§ **What to produce**
How many lines of the entries below include the word "indeß"? Answer with the number alone.

§ **Data**
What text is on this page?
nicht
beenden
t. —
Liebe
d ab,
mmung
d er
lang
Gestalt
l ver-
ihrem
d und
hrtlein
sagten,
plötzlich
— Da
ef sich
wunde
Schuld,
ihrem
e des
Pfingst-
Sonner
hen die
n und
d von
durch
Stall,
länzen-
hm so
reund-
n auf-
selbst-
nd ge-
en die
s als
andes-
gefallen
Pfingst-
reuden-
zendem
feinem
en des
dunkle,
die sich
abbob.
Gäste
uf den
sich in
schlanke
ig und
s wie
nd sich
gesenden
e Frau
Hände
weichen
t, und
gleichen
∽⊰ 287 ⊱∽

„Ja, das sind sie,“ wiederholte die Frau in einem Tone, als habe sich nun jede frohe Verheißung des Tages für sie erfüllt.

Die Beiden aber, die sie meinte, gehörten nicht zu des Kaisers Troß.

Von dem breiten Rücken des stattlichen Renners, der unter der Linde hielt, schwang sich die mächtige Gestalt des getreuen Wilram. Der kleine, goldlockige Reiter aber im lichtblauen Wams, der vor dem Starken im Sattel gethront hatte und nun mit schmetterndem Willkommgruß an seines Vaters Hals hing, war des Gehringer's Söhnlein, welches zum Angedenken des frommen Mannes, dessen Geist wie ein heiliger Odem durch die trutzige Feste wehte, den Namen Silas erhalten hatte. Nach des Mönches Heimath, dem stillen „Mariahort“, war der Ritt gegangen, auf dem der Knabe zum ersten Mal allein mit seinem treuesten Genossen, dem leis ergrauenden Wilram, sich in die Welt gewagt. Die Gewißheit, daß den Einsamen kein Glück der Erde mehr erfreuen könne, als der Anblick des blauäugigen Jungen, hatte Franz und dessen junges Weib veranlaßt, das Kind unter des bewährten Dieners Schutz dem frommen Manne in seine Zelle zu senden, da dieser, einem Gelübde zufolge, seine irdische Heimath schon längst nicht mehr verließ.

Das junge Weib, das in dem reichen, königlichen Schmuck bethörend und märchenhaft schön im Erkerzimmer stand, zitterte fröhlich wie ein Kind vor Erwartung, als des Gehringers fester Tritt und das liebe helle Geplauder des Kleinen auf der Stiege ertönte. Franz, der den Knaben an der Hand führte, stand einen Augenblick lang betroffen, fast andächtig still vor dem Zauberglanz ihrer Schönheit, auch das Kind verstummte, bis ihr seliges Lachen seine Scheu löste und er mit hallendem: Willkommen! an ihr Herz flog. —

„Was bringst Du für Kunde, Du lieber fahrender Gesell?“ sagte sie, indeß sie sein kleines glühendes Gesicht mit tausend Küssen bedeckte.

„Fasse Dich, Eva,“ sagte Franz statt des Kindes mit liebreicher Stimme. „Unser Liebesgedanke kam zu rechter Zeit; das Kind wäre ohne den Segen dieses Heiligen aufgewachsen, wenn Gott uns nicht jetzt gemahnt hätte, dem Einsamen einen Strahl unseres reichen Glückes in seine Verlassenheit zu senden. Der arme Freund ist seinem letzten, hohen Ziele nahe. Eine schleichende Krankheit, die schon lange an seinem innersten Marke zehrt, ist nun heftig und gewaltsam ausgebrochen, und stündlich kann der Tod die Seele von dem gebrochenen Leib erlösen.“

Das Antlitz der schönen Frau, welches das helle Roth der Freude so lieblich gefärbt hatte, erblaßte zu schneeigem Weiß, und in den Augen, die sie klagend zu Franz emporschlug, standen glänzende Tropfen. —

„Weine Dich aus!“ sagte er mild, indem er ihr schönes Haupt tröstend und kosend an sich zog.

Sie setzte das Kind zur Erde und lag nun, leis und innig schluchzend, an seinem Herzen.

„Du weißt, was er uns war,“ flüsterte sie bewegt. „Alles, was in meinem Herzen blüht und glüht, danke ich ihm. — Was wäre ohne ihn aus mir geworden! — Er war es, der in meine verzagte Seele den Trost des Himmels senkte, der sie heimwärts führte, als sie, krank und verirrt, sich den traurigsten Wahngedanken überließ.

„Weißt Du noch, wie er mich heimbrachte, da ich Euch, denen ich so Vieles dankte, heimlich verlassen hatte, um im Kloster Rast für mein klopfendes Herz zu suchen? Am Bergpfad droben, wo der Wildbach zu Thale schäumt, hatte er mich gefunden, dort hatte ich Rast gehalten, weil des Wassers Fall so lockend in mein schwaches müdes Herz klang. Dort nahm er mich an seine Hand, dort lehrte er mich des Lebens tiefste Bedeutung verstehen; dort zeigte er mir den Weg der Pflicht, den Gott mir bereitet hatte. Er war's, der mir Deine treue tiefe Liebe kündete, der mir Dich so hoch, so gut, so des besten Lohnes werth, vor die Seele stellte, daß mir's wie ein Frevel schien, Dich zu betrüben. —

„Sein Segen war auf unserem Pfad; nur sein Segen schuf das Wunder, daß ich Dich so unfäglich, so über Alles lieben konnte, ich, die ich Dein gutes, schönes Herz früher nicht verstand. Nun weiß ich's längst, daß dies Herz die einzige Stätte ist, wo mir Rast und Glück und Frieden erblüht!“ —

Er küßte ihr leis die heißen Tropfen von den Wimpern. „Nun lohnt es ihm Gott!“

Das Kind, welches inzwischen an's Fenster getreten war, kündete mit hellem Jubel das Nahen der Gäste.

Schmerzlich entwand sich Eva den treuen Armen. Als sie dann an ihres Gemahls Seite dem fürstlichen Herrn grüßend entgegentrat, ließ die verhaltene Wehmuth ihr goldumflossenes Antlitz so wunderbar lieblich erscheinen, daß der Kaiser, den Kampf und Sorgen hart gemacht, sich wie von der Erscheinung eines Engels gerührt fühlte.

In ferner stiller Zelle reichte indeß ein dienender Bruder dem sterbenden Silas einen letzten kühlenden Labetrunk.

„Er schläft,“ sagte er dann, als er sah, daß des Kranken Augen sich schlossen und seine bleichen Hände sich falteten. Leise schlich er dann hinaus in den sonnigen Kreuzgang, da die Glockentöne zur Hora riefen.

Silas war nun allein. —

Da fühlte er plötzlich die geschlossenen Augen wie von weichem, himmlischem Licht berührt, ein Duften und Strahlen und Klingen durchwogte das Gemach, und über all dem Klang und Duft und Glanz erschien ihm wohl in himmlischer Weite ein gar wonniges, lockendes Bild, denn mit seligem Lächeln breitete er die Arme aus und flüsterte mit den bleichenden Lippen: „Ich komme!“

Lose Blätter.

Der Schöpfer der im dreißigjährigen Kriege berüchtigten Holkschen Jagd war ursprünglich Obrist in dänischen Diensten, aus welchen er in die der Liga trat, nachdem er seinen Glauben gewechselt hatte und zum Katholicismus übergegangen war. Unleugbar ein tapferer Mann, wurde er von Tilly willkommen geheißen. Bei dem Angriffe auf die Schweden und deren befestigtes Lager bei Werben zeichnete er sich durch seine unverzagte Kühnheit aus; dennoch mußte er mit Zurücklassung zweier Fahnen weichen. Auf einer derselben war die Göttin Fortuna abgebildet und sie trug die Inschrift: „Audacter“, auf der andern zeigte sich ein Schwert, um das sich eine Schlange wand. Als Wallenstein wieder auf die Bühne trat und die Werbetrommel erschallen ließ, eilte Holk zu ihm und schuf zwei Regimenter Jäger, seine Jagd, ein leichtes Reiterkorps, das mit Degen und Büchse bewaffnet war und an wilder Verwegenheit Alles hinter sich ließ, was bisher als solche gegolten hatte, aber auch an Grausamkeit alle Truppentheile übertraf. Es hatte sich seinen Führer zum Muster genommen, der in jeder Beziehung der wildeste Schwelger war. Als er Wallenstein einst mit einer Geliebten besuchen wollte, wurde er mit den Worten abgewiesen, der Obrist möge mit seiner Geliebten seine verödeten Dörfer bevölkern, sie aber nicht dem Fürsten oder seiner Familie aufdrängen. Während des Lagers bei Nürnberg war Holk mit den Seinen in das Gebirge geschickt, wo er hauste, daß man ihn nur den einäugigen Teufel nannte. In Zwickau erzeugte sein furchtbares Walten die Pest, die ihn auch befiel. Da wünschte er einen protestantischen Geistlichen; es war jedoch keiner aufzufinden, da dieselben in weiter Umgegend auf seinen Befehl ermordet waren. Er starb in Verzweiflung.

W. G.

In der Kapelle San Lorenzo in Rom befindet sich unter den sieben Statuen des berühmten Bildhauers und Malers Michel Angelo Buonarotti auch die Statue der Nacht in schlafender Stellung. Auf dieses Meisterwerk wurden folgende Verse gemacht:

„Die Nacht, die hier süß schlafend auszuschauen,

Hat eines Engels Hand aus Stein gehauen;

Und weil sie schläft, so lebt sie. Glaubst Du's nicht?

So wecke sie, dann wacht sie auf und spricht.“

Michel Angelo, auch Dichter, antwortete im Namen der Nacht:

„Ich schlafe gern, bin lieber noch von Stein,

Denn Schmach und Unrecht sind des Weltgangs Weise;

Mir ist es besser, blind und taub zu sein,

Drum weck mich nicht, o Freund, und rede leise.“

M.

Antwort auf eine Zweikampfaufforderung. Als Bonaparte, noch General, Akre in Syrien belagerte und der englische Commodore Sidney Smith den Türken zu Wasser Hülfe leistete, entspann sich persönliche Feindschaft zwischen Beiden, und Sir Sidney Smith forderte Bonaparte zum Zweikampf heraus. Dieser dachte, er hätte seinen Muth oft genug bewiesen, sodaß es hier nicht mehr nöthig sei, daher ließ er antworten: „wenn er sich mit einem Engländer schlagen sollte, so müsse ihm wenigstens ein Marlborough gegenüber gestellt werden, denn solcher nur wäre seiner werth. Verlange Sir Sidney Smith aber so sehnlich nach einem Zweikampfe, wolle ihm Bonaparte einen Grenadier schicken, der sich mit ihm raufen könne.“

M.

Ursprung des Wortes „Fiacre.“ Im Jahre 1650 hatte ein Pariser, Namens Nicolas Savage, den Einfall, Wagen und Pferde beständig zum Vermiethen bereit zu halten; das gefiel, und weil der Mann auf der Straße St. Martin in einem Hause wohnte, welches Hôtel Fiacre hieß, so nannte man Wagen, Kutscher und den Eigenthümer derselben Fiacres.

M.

§ **Written answer**
2